Filter the listing below, copying every line in which the word "will" appears.
Start of DATA FOR THE TASK
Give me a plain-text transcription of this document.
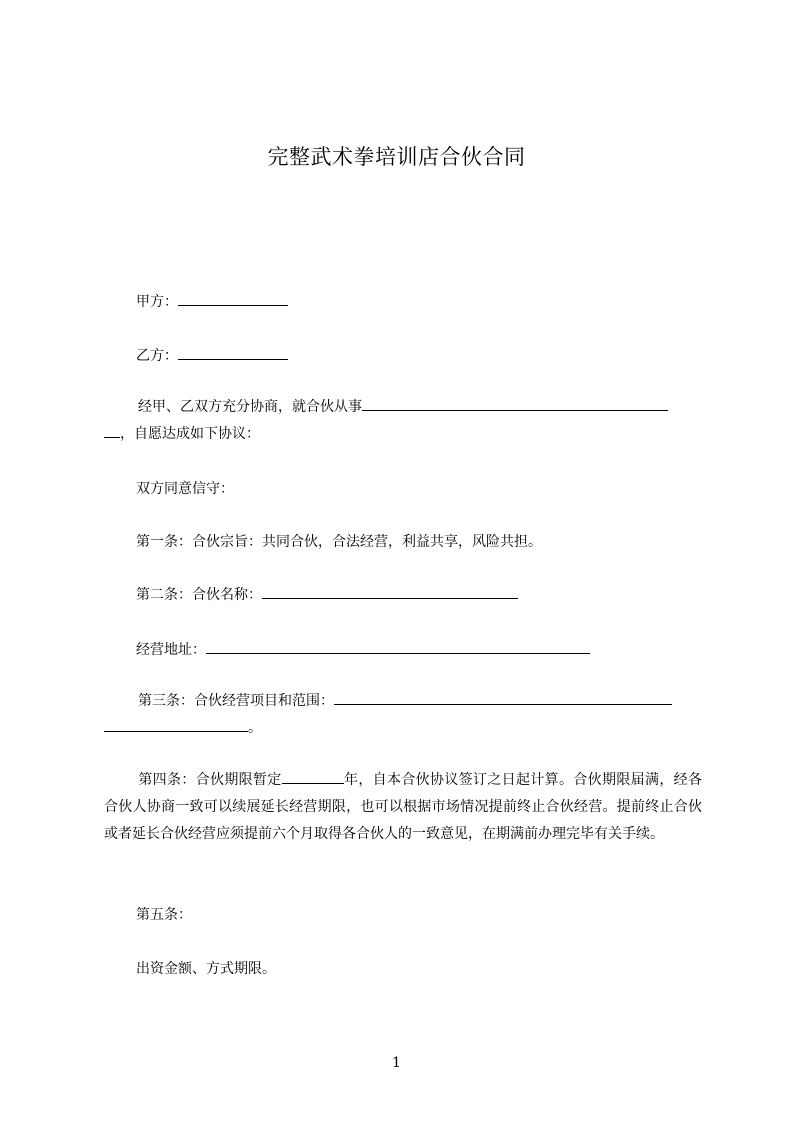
完整武术拳培训店合伙合同
甲方：
乙方：
经甲、乙双方充分协商，就合伙从事
，自愿达成如下协议：
双方同意信守：
第一条：合伙宗旨：共同合伙，合法经营，利益共享，风险共担。
第二条：合伙名称：
经营地址：
第三条：合伙经营项目和范围：
。
第四条：合伙期限暂定	年，自本合伙协议签订之日起计算。合伙期限届满，经各合伙人协商一致可以续展延长经营期限，也可以根据市场情况提前终止合伙经营。提前终止合伙或者延长合伙经营应须提前六个月取得各合伙人的一致意见，在期满前办理完毕有关手续。
第五条：
出资金额、方式期限。
1
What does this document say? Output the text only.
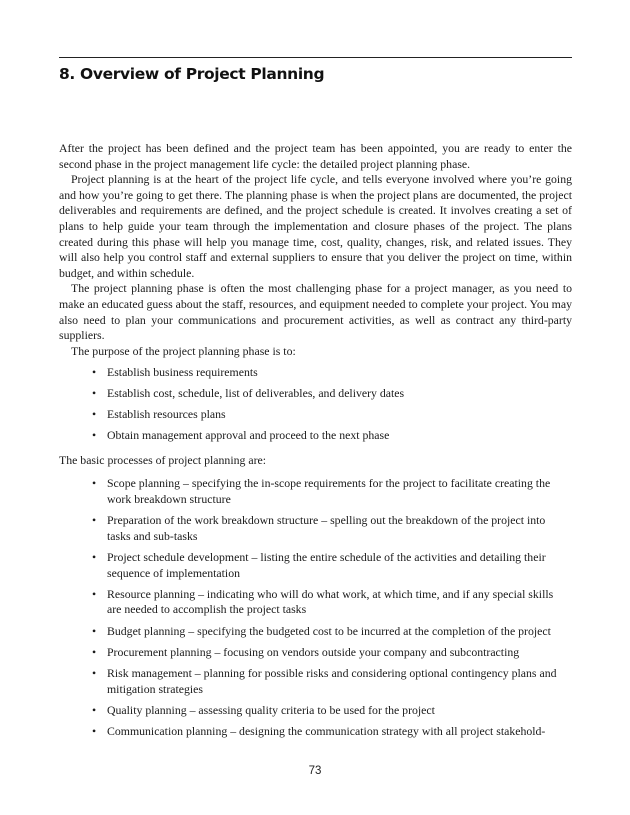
8. Overview of Project Planning

After the project has been defined and the project team has been appointed, you are ready to enter the second phase in the project management life cycle: the detailed project planning phase.

Project planning is at the heart of the project life cycle, and tells everyone involved where you’re going and how you’re going to get there. The planning phase is when the project plans are documented, the project deliverables and requirements are defined, and the project schedule is created. It involves creating a set of plans to help guide your team through the implementation and closure phases of the project. The plans created during this phase will help you manage time, cost, quality, changes, risk, and related issues. They will also help you control staff and external suppliers to ensure that you deliver the project on time, within budget, and within schedule.

The project planning phase is often the most challenging phase for a project manager, as you need to make an educated guess about the staff, resources, and equipment needed to complete your project. You may also need to plan your communications and procurement activities, as well as contract any third-party suppliers.

The purpose of the project planning phase is to:

• Establish business requirements
• Establish cost, schedule, list of deliverables, and delivery dates
• Establish resources plans
• Obtain management approval and proceed to the next phase

The basic processes of project planning are:

• Scope planning – specifying the in-scope requirements for the project to facilitate creating the work breakdown structure
• Preparation of the work breakdown structure – spelling out the breakdown of the project into tasks and sub-tasks
• Project schedule development – listing the entire schedule of the activities and detailing their sequence of implementation
• Resource planning – indicating who will do what work, at which time, and if any special skills are needed to accomplish the project tasks
• Budget planning – specifying the budgeted cost to be incurred at the completion of the project
• Procurement planning – focusing on vendors outside your company and subcontracting
• Risk management – planning for possible risks and considering optional contingency plans and mitigation strategies
• Quality planning – assessing quality criteria to be used for the project
• Communication planning – designing the communication strategy with all project stakehold-
73
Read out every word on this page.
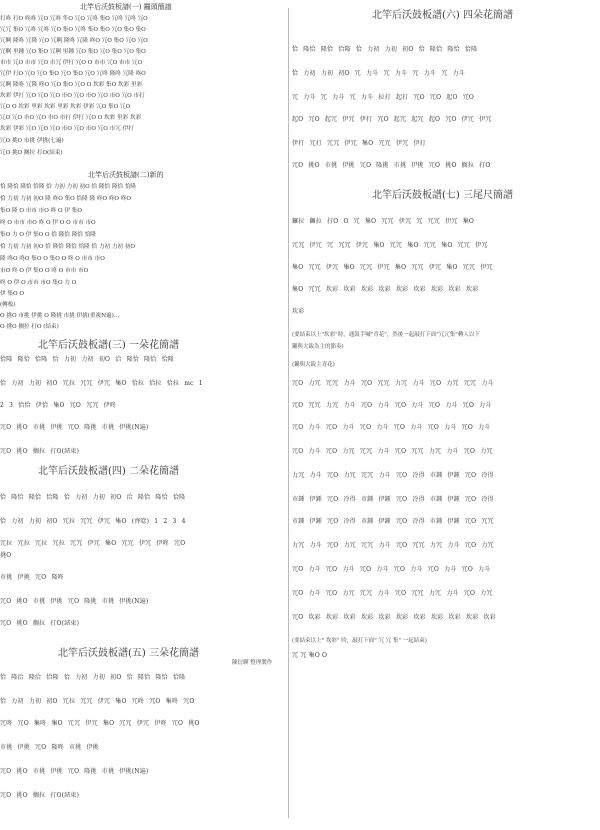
北竿后沃鼓板譜(一) 鑼頭簡譜
打咚 打O 咚咚 冗O 冗咚 隼O 冗O 冗咚 集O 冗咚 冗咚 冗O
冗冗 集O 冗咚 冗咚 冗O 集O 冗咚 集O 集O 冗O 集O 集O
冗啊 隆咚 冗隆 冗O 冗啊 隆咚 冗隆 咚O 冗O 集O 冗O 冗O
冗啊 里鍾 冗O 集O 冗啊 里鍾 冗O 集O 冗O 集O 冗O 集O
市市 冗O 市市 冗O 市冗 伊打 冗O O 市市 冗O 市市 冗O
冗伊 打O 冗O 冗O 集O 冗O 集O 冗O 冗咚 隆咚 冗隆 咚O
冗啊 隆咚 冗隆 咚O 冗O 集O 冗O O 坎彩 集O 坎彩 里彩
坎彩 伊打 冗O 冗O 冗O 市O 冗O 市O 冗O 市O 冗O 市打
冗O O 坎彩 里彩 坎彩 里彩 坎彩 伊彩 冗O 集O 冗O
冗O 冗O 市O 冗O 市O 市打 伊打 冗O O 坎彩 里彩 坎彩
坎彩 伊彩 冗O 冗O 冗O 市O 冗O 市O 冗O 市冗 伊打
冗O 挑O 市挑 伊挑(七遍)
冗O 挑O 搁拉 打O(結束)
北竿后沃鼓板譜(二)新的
恰 隆恰 隆恰 恰隆 恰 力初 力初 初O 恰 隆恰 隆恰 恰隆
恰 力初 力初 初O 隆 咚O 集O 恰隆 隆 咚O 咚O 咚O
集O 隆 O 市市 市O 咚 O 伊 集O
咚 O 市市 市O 咚 O 伊 O O 市市 市O
集O 力 O 伊 集O O 恰 隆恰 隆恰 恰隆
恰 力初 力初 初O 恰 隆恰 隆恰 恰隆 恰 力初 力初 初O
隆 咚O 咚O 集O O 集O O 咚 O 市市 市O
市O 咚 O 伊 集O O 咚 O 市市 市O
咚 O 伊 O 市市 市O 集O 力 O
伊 集O O
(轉板)
O 挑O 市挑 伊挑 O 隆挑 市挑 伊挑(重複N遍)…
O 挑O 搁拉 打O (結束)
北竿后沃鼓板譜(三) 一朵花簡譜
恰隆 隆恰 恰隆 恰 力初 力初 初O 洽 隆恰 隆恰 恰隆
恰 力初 力初 初O 冗拉 冗冗 伊冗 集O 恰拉 恰拉 恰拉 mc 1
2 3 恰恰 伊恰 集O 冗O 冗冗 伊咚
冗O 挑O 市挑 伊挑 冗O 隆挑 市挑 伊挑(N遍)
冗O 挑O 搁拉 打O(結束)
北竿后沃鼓板譜(四) 二朵花簡譜
恰 隆恰 隆恰 恰隆 恰 力初 力初 初O 洽 隆恰 隆恰 恰隆
恰 力初 力初 初O 冗拉 冗冗 伊冗 集O (齊唸) 1 2 3 4
冗拉 冗拉 冗拉 冗拉 冗冗 伊冗 集O 冗冗 伊冗 伊咚 冗O
挑O
市挑 伊挑 冗O 隆咚
冗O 挑O 市挑 伊挑 冗O 隆挑 市挑 伊挑(N遍)
冗O 挑O 搁拉 打O(結束)
北竿后沃鼓板譜(五) 三朵花簡譜
陳衍聊 整理製作
恰 隆洽 隆洽 恰隆 恰 力初 力初 初O 恰 隆恰 隆恰 恰隆
恰 力初 力初 初O 冗拉 冗冗 伊冗 集O 冗咚 冗O 集咚 冗O
冗咚 冗O 集咚 集O 冗冗 伊冗 集O 冗冗 伊冗 伊咚 冗O 挑O
市挑 伊挑 冗O 隆咚 市挑 伊挑
冗O 挑O 市挑 伊挑 冗O 隆挑 市挑 伊挑(N遍)
冗O 挑O 搁拉 打O(結束)
北竿后沃鼓板譜(六) 四朵花簡譜
恰 隆恰 隆恰 恰隆 恰 力初 力初 初O 恰 隆恰 隆恰 恰隆
恰 力初 力初 初O 冗 力斗 冗 力斗 冗 力斗 冗 力斗
冗 力斗 冗 力斗 冗 力斗 拉打 起打 冗O 冗O 起O 冗O
起O 冗O 起冗 伊冗 伊打 冗O 起冗 起冗 起O 冗O 伊冗 伊冗
伊打 冗打 冗冗 伊冗 集O 冗冗 伊冗 伊打
冗O 挑O 市挑 伊挑 冗O 隆挑 市挑 伊挑 冗O 挑O 搁拉 打O
北竿后沃鼓板譜(七) 三尾尺簡譜
鑼拉 鑼拉 打O O 冗 集O 冗冗 伊冗 冗 冗冗 伊冗 集O
冗冗 伊冗 冗 冗冗 伊冗 集O 冗冗 集O 冗冗 集O 冗冗 伊冗
集O 冗冗 伊冗 集O 冗冗 伊冗 集O 冗冗 伊冗 集O 冗冗 伊冗
集O 冗冗 坎彩 坎彩 坎彩 坎彩 坎彩 坎彩 坎彩 坎彩 坎彩
坎彩
(要結束以上"坎彩"時，通鼓手喊"青花"，然後一起敲打下面"冗冗集"轉人以下
鑼與大鈸為主的節奏)
(鑼與大鈸主青花)
冗O 力冗 冗冗 力斗 冗O 冗冗 力冗 力斗 冗O 力冗 冗冗 力斗
冗O 冗冗 力冗 力斗 冗O 力斗 冗O 力斗 冗O 力斗 冗O 力斗
冗O 力斗 冗O 力斗 冗O 力斗 冗O 力斗 冗O 力斗 冗O 力斗
冗O 力斗 冗O 力冗 冗冗 力斗 冗O 冗冗 力冗 力斗 冗O 力冗
力冗 力斗 冗O 力冗 冗冗 力斗 冗O 冷得 市鍾 伊鍾 冗O 冷得
市鍾 伊鍾 冗O 冷得 市鍾 伊鍾 冗O 冷得 市鍾 伊鍾 冗O 冷得
市鍾 伊鍾 冗O 冷得 市鍾 伊鍾 冗O 冷得 市鍾 伊鍾 冗O 冗冗
力冗 力斗 冗O 力冗 冗冗 力斗 冗O 冗冗 力冗 力斗 冗O 力冗
冗O 力斗 冗O 力斗 冗O 力斗 冗O 力斗 冗O 力斗 冗O 力斗
冗O 力斗 冗O 力冗 冗冗 力斗 冗O 冗冗 力冗 力斗 冗O 力冗
冗O 坎彩 坎彩 坎彩 坎彩 坎彩 坎彩 坎彩 坎彩 坎彩 坎彩 坎彩
(要結束以上" 坎彩" 時，敲打下面" 冗 冗 集" 一起結束)
冗 冗 集O O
End of DATA FOR THE TASK
_EXERCISE ANSWER:_
Project planning is at the heart of the project life cycle, and tells everyone involved where you’re going and how you’re going to get there. The planning phase is when the project plans are documented, the project deliverables and requirements are defined, and the project schedule is created. It involves creating a set of plans to help guide your team through the implementation and closure phases of the project. The plans created during this phase will help you manage time, cost, quality, changes, risk, and related issues. They will also help you control staff and external suppliers to ensure that you deliver the project on time, within budget, and within schedule.
• Resource planning – indicating who will do what work, at which time, and if any special skills are needed to accomplish the project tasks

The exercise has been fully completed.